#### WHAT YOU HAVE TO DO
Copy each line containing the word "title" from the records that follow, please.

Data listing
⟨

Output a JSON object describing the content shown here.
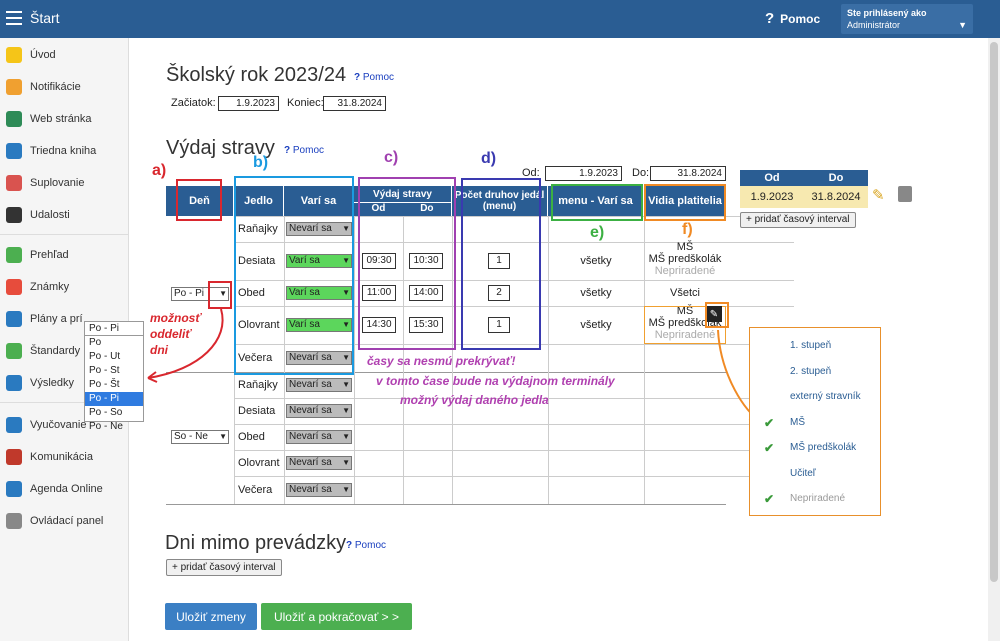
{
  "topbar": {
    "title": "Štart",
    "help": "Pomoc",
    "user_line1": "Ste prihlásený ako",
    "user_line2": "Administrátor"
  },
  "sidebar": {
    "items": [
      {
        "label": "Úvod",
        "color": "#f5c518"
      },
      {
        "label": "Notifikácie",
        "color": "#f0a030"
      },
      {
        "label": "Web stránka",
        "color": "#2e8b57"
      },
      {
        "label": "Triedna kniha",
        "color": "#2a7ac0"
      },
      {
        "label": "Suplovanie",
        "color": "#d9534f"
      },
      {
        "label": "Udalosti",
        "color": "#333333"
      },
      {
        "label": "Prehľad",
        "color": "#4caf50"
      },
      {
        "label": "Známky",
        "color": "#e74c3c"
      },
      {
        "label": "Plány a prí",
        "color": "#2a7ac0"
      },
      {
        "label": "Štandardy",
        "color": "#4caf50"
      },
      {
        "label": "Výsledky",
        "color": "#2a7ac0"
      },
      {
        "label": "Vyučovanie",
        "color": "#2a7ac0"
      },
      {
        "label": "Komunikácia",
        "color": "#c0392b"
      },
      {
        "label": "Agenda Online",
        "color": "#2a7ac0"
      },
      {
        "label": "Ovládací panel",
        "color": "#888888"
      }
    ]
  },
  "school_year": {
    "title": "Školský rok 2023/24",
    "help": "Pomoc",
    "start_label": "Začiatok:",
    "start_value": "1.9.2023",
    "end_label": "Koniec:",
    "end_value": "31.8.2024"
  },
  "meals": {
    "title": "Výdaj stravy",
    "help": "Pomoc",
    "od_label": "Od:",
    "od_value": "1.9.2023",
    "do_label": "Do:",
    "do_value": "31.8.2024"
  },
  "headers": {
    "den": "Deň",
    "jedlo": "Jedlo",
    "vari_sa": "Varí sa",
    "vydaj": "Výdaj stravy",
    "od": "Od",
    "do": "Do",
    "pocet": "Počet druhov jedál (menu)",
    "menu_vari": "menu - Varí sa",
    "vidia": "Vidia platitelia"
  },
  "group1": {
    "day": "Po - Pi",
    "rows": [
      {
        "jedlo": "Raňajky",
        "vari": "Nevarí sa",
        "state": "gray"
      },
      {
        "jedlo": "Desiata",
        "vari": "Varí sa",
        "state": "green",
        "od": "09:30",
        "do": "10:30",
        "count": "1",
        "menu": "všetky",
        "vidia1": "MŠ",
        "vidia2": "MŠ predškolák",
        "vidia3": "Nepriradené"
      },
      {
        "jedlo": "Obed",
        "vari": "Varí sa",
        "state": "green",
        "od": "11:00",
        "do": "14:00",
        "count": "2",
        "menu": "všetky",
        "vidia1": "Všetci"
      },
      {
        "jedlo": "Olovrant",
        "vari": "Varí sa",
        "state": "green",
        "od": "14:30",
        "do": "15:30",
        "count": "1",
        "menu": "všetky",
        "vidia1": "MŠ",
        "vidia2": "MŠ predškolák",
        "vidia3": "Nepriradené"
      },
      {
        "jedlo": "Večera",
        "vari": "Nevarí sa",
        "state": "gray"
      }
    ]
  },
  "group2": {
    "day": "So - Ne",
    "rows": [
      {
        "jedlo": "Raňajky",
        "vari": "Nevarí sa"
      },
      {
        "jedlo": "Desiata",
        "vari": "Nevarí sa"
      },
      {
        "jedlo": "Obed",
        "vari": "Nevarí sa"
      },
      {
        "jedlo": "Olovrant",
        "vari": "Nevarí sa"
      },
      {
        "jedlo": "Večera",
        "vari": "Nevarí sa"
      }
    ]
  },
  "dropdown": {
    "selected": "Po - Pi",
    "options": [
      "Po",
      "Po - Ut",
      "Po - St",
      "Po - Št",
      "Po - Pi",
      "Po - So",
      "Po - Ne"
    ]
  },
  "annotations": {
    "a": "a)",
    "b": "b)",
    "c": "c)",
    "d": "d)",
    "e": "e)",
    "f": "f)",
    "split1": "možnosť",
    "split2": "oddeliť",
    "split3": "dni",
    "note1": "časy sa nesmú prekrývať!",
    "note2": "v tomto čase bude na výdajnom terminály",
    "note3": "možný výdaj daného jedla"
  },
  "range": {
    "od_h": "Od",
    "do_h": "Do",
    "od": "1.9.2023",
    "do": "31.8.2024",
    "add": "+ pridať časový interval"
  },
  "popup": {
    "items": [
      {
        "label": "1. stupeň",
        "checked": false,
        "gray": false
      },
      {
        "label": "2. stupeň",
        "checked": false,
        "gray": false
      },
      {
        "label": "externý stravník",
        "checked": false,
        "gray": false
      },
      {
        "label": "MŠ",
        "checked": true,
        "gray": false
      },
      {
        "label": "MŠ predškolák",
        "checked": true,
        "gray": false
      },
      {
        "label": "Učiteľ",
        "checked": false,
        "gray": false
      },
      {
        "label": "Nepriradené",
        "checked": true,
        "gray": true
      }
    ]
  },
  "closed_days": {
    "title": "Dni mimo prevádzky",
    "help": "Pomoc",
    "add": "+ pridať časový interval"
  },
  "buttons": {
    "save": "Uložiť zmeny",
    "save_continue": "Uložiť a pokračovať > >"
  }
}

⟩

#### FULL ANSWER
    "title": "Štart",
    "title": "Školský rok 2023/24",
    "title": "Výdaj stravy",
    "title": "Dni mimo prevádzky",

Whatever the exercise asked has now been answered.